◆ DATA IN THIS EXERCISE

-----

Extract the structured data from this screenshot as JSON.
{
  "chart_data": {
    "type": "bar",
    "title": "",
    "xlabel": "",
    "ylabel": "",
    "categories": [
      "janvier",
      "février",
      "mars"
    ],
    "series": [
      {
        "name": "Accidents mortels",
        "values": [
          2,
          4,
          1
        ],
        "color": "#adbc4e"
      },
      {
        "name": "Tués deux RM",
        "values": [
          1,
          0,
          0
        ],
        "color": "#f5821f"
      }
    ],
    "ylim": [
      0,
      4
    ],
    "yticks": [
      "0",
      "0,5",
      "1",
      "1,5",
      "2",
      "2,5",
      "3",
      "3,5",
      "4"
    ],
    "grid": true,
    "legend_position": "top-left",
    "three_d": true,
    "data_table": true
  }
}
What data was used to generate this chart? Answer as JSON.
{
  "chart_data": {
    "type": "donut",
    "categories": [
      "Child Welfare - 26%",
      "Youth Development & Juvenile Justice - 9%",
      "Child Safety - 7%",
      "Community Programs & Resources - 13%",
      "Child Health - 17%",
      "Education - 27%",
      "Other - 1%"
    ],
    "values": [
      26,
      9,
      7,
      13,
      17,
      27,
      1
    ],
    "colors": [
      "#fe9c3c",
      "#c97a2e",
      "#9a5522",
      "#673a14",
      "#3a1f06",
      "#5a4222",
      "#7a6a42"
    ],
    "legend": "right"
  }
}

-----

◆ TASK DIRECTIONS
Reproduce each entry above exactly, keeping every word.

◆ CORRECT OUTPUT
Extract the structured data from this screenshot as JSON.
{
  "chart_data": {
    "type": "bar",
    "title": "",
    "xlabel": "",
    "ylabel": "",
    "categories": [
      "janvier",
      "février",
      "mars"
    ],
    "series": [
      {
        "name": "Accidents mortels",
        "values": [
          2,
          4,
          1
        ],
        "color": "#adbc4e"
      },
      {
        "name": "Tués deux RM",
        "values": [
          1,
          0,
          0
        ],
        "color": "#f5821f"
      }
    ],
    "ylim": [
      0,
      4
    ],
    "yticks": [
      "0",
      "0,5",
      "1",
      "1,5",
      "2",
      "2,5",
      "3",
      "3,5",
      "4"
    ],
    "grid": true,
    "legend_position": "top-left",
    "three_d": true,
    "data_table": true
  }
}
What data was used to generate this chart? Answer as JSON.
{
  "chart_data": {
    "type": "donut",
    "categories": [
      "Child Welfare - 26%",
      "Youth Development & Juvenile Justice - 9%",
      "Child Safety - 7%",
      "Community Programs & Resources - 13%",
      "Child Health - 17%",
      "Education - 27%",
      "Other - 1%"
    ],
    "values": [
      26,
      9,
      7,
      13,
      17,
      27,
      1
    ],
    "colors": [
      "#fe9c3c",
      "#c97a2e",
      "#9a5522",
      "#673a14",
      "#3a1f06",
      "#5a4222",
      "#7a6a42"
    ],
    "legend": "right"
  }
}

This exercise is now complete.